**Задание**. Извлеките исходный текст полностью, воспроизведя его без изменений.

**Исходный текст**.
● ● ● ● ● ● ●
Уверенность была, и не надуманная. Я ведь докладывал ему каждую неделю. И будучи главой СВР, и возглавляя МИД. У меня тогда не было представления о каком-то клане, который правит страной, находясь за спиной Ельцина.
- И когда вы узнали о "каком-то" клане?
- Когда началась кампания против меня, я пригласил к себе Дьяченко. Я искренне говорил ей: "Что вы меня отодвигаете? Я заинтересован так же, как и вы, чтобы Ельцин сидел в кресле президента до окончания своего срока. Более того, в тактическом плане я заинтересован так же, как и вы, чтобы показать, что президент работает. И давайте вместе думать над этими вещами".
Она мне в ответ на это просто сказала: "Да что вы, Евгений Максимович, мы вас так уважаем!" Вот тогда я понял, что что-то варится за моей спиной, а потом я уже это почувствовал.
Вне игры
- Вы в свое время работали в команде Горбачева, а Ельцин ненавидел все, связанное с именем Горбачева. Как вам удалось сохраниться и сохранить себя в этом правительстве мальчиков в розовых штанишках, как их назвал Руцкой, по-моему. Вас наверняка раздражали их дилетантизм и скороспелость принятия решений. Как вы смогли сохранить уважение и почтение со стороны президента?
● ● ● ● ● ● ●
**Материал**.
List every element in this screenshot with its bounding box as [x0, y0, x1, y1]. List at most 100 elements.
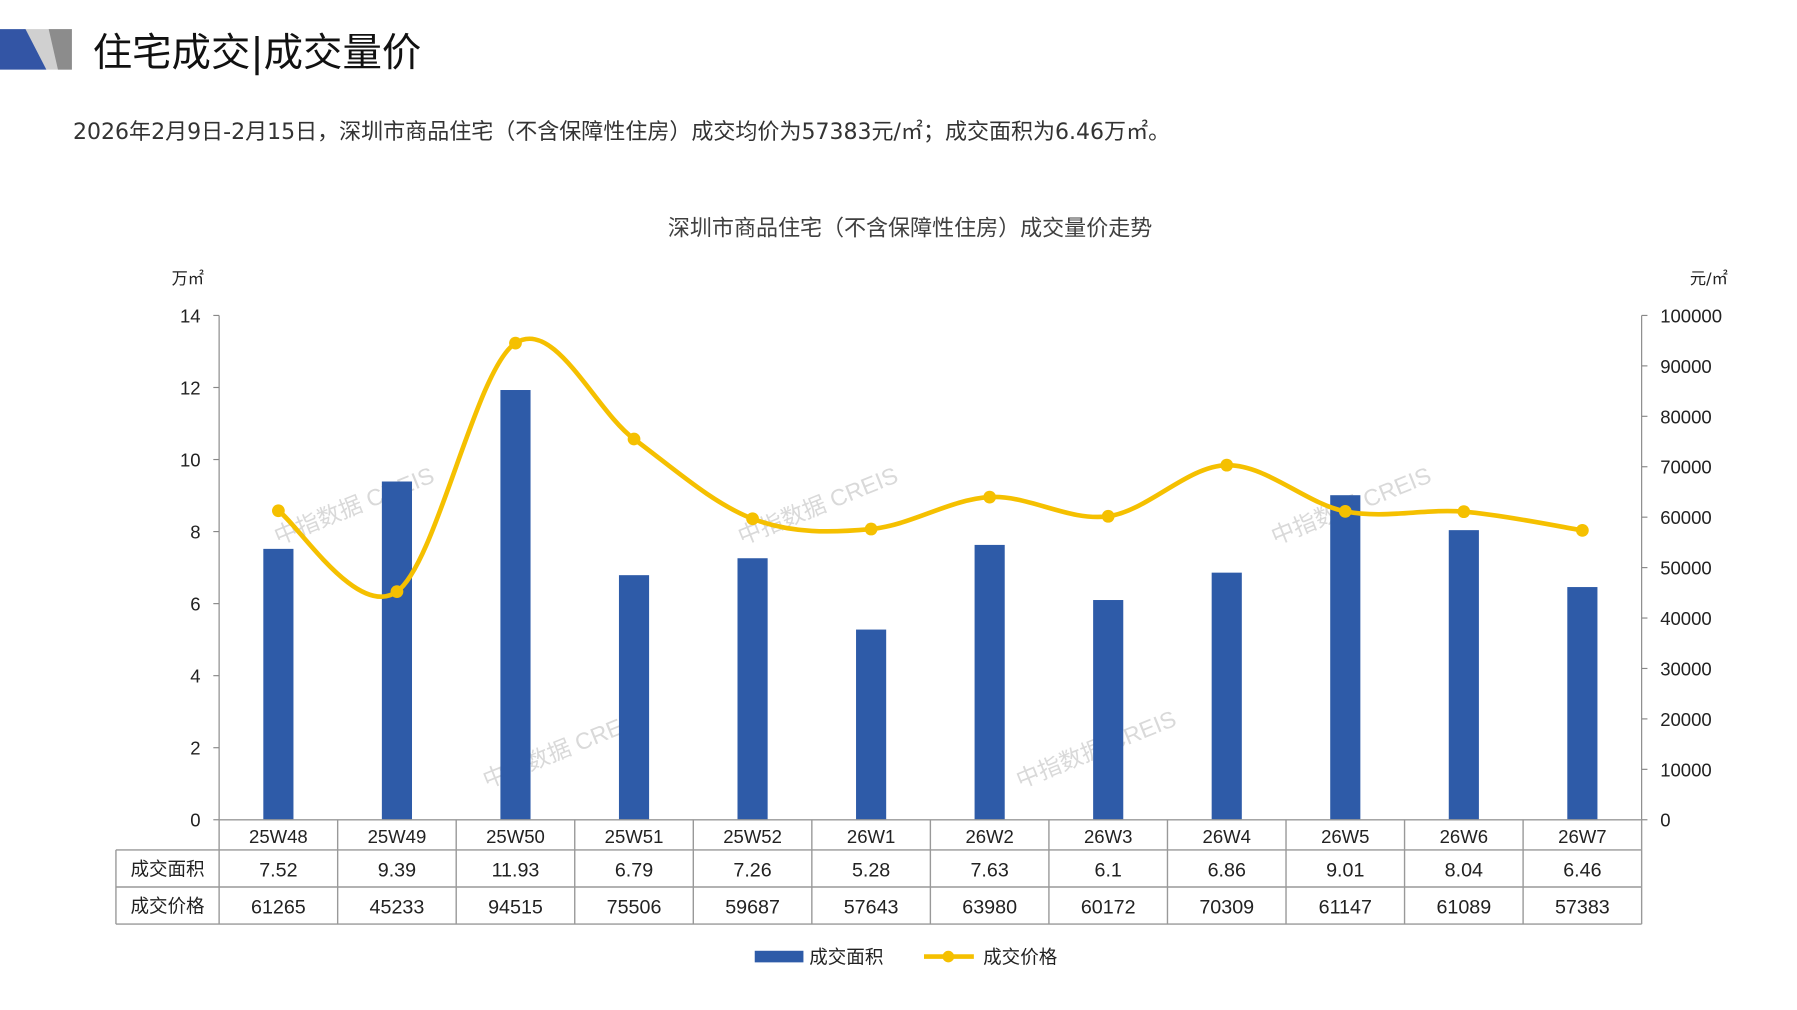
table-cell-area: 9.39 [378, 860, 416, 882]
bar-26W6 [1448, 530, 1479, 820]
table-cell-price: 45233 [370, 897, 425, 919]
watermark: 中指数据 CREIS [270, 462, 437, 550]
table-cell-price: 61089 [1436, 897, 1491, 919]
legend-swatch-bar [754, 950, 804, 963]
price-point-25W52 [746, 512, 759, 526]
bar-26W2 [974, 544, 1005, 820]
bar-25W51 [618, 575, 650, 820]
x-category-label: 25W49 [368, 826, 427, 847]
price-point-26W5 [1338, 505, 1352, 518]
bar-26W7 [1567, 587, 1598, 820]
right-tick-label: 40000 [1660, 608, 1712, 629]
right-tick-label: 10000 [1660, 759, 1712, 780]
x-category-label: 25W50 [486, 826, 545, 847]
table-cell-area: 9.01 [1326, 860, 1364, 882]
price-line [276, 336, 1583, 599]
line-series [272, 336, 1589, 599]
x-category-label: 25W52 [723, 826, 782, 847]
price-point-25W50 [509, 336, 522, 350]
x-category-label: 25W48 [249, 826, 308, 847]
price-point-25W51 [627, 432, 641, 446]
axes: 0 2 4 6 8 10 12 14 0 10000 20000 30000 40000 50000 600… [180, 305, 1722, 830]
left-tick-label: 2 [190, 738, 200, 759]
left-tick-label: 10 [180, 449, 201, 470]
price-point-26W1 [864, 522, 878, 536]
price-point-26W7 [1575, 523, 1589, 537]
data-table: 25W48 7.52 61265 25W49 9.39 45233 25W50 11.93 94… [115, 819, 1643, 925]
table-cell-price: 75506 [607, 897, 662, 919]
x-category-label: 26W3 [1084, 826, 1132, 847]
logo-icon [0, 29, 72, 70]
bar-26W5 [1330, 495, 1361, 820]
bar-25W48 [263, 548, 294, 820]
table-cell-price: 70309 [1199, 897, 1254, 919]
table-cell-area: 7.52 [259, 860, 297, 882]
table-cell-price: 60172 [1081, 897, 1136, 919]
table-cell-price: 94515 [488, 897, 543, 919]
table-cell-price: 57643 [844, 897, 899, 919]
table-cell-price: 61265 [251, 897, 306, 919]
table-cell-price: 61147 [1319, 897, 1372, 919]
bar-25W52 [737, 558, 768, 820]
x-category-label: 26W7 [1558, 826, 1606, 847]
left-tick-label: 14 [180, 305, 201, 326]
right-tick-label: 20000 [1660, 709, 1712, 730]
right-tick-label: 50000 [1660, 558, 1712, 579]
right-tick-label: 80000 [1660, 406, 1712, 427]
bar-26W4 [1211, 572, 1242, 820]
bar-25W50 [500, 390, 531, 820]
price-point-26W6 [1457, 505, 1471, 519]
right-tick-label: 90000 [1660, 356, 1712, 377]
summary-text: 2026年2月9日-2月15日，深圳市商品住宅（不含保障性住房）成交均价为573… [73, 119, 1170, 145]
row-header-area: 成交面积 [130, 859, 204, 880]
price-point-25W48 [272, 504, 285, 518]
x-category-label: 25W51 [605, 826, 664, 847]
price-point-25W49 [390, 585, 404, 599]
bar-25W49 [381, 481, 413, 820]
left-tick-label: 8 [190, 522, 200, 543]
price-point-26W2 [983, 490, 997, 504]
x-category-label: 26W4 [1203, 826, 1251, 847]
left-tick-label: 0 [190, 810, 200, 831]
right-tick-label: 0 [1660, 810, 1670, 831]
row-header-price: 成交价格 [130, 897, 205, 918]
left-tick-label: 6 [190, 594, 200, 615]
table-cell-area: 5.28 [852, 860, 890, 882]
bar-26W1 [856, 629, 887, 820]
table-cell-area: 6.79 [615, 860, 653, 882]
table-cell-price: 63980 [962, 897, 1017, 919]
right-axis-unit: 元/㎡ [1690, 269, 1728, 288]
bar-series [263, 390, 1598, 820]
table-cell-price: 59687 [725, 897, 780, 919]
right-tick-label: 100000 [1660, 305, 1722, 326]
table-cell-area: 7.26 [733, 860, 771, 882]
left-tick-label: 12 [180, 377, 201, 398]
legend: 成交面积 成交价格 [754, 948, 1058, 969]
right-tick-label: 60000 [1660, 507, 1712, 528]
right-tick-label: 30000 [1660, 658, 1712, 679]
table-cell-area: 6.46 [1563, 860, 1601, 882]
x-category-label: 26W1 [847, 826, 895, 847]
table-cell-area: 6.1 [1095, 860, 1122, 882]
table-cell-area: 7.63 [970, 860, 1008, 882]
x-category-label: 26W2 [965, 826, 1013, 847]
right-tick-label: 70000 [1660, 457, 1712, 478]
bar-26W3 [1093, 600, 1124, 820]
table-cell-area: 6.86 [1208, 860, 1246, 882]
page-title: 住宅成交|成交量价 [93, 30, 422, 76]
left-tick-label: 4 [190, 666, 200, 687]
price-point-26W4 [1220, 458, 1234, 472]
left-axis-unit: 万㎡ [172, 269, 204, 288]
chart-title: 深圳市商品住宅（不含保障性住房）成交量价走势 [668, 216, 1152, 241]
legend-label-bar: 成交面积 [809, 948, 883, 969]
legend-swatch-marker [942, 950, 955, 963]
table-cell-area: 8.04 [1445, 860, 1483, 882]
watermark: 中指数据 CREIS [734, 462, 901, 550]
x-category-label: 26W6 [1440, 826, 1488, 847]
legend-label-line: 成交价格 [983, 948, 1058, 969]
price-point-26W3 [1101, 509, 1115, 523]
table-cell-price: 57383 [1555, 897, 1610, 919]
x-category-label: 26W5 [1321, 826, 1369, 847]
● ● ● ● ● ● ●
**Ответ**.
Уверенность была, и не надуманная. Я ведь докладывал ему каждую неделю. И будучи главой СВР, и возглавляя МИД. У меня тогда не было представления о каком-то клане, который правит страной, находясь за спиной Ельцина.
- И когда вы узнали о "каком-то" клане?
- Когда началась кампания против меня, я пригласил к себе Дьяченко. Я искренне говорил ей: "Что вы меня отодвигаете? Я заинтересован так же, как и вы, чтобы Ельцин сидел в кресле президента до окончания своего срока. Более того, в тактическом плане я заинтересован так же, как и вы, чтобы показать, что президент работает. И давайте вместе думать над этими вещами".
Она мне в ответ на это просто сказала: "Да что вы, Евгений Максимович, мы вас так уважаем!" Вот тогда я понял, что что-то варится за моей спиной, а потом я уже это почувствовал.
Вне игры
- Вы в свое время работали в команде Горбачева, а Ельцин ненавидел все, связанное с именем Горбачева. Как вам удалось сохраниться и сохранить себя в этом правительстве мальчиков в розовых штанишках, как их назвал Руцкой, по-моему. Вас наверняка раздражали их дилетантизм и скороспелость принятия решений. Как вы смогли сохранить уважение и почтение со стороны президента?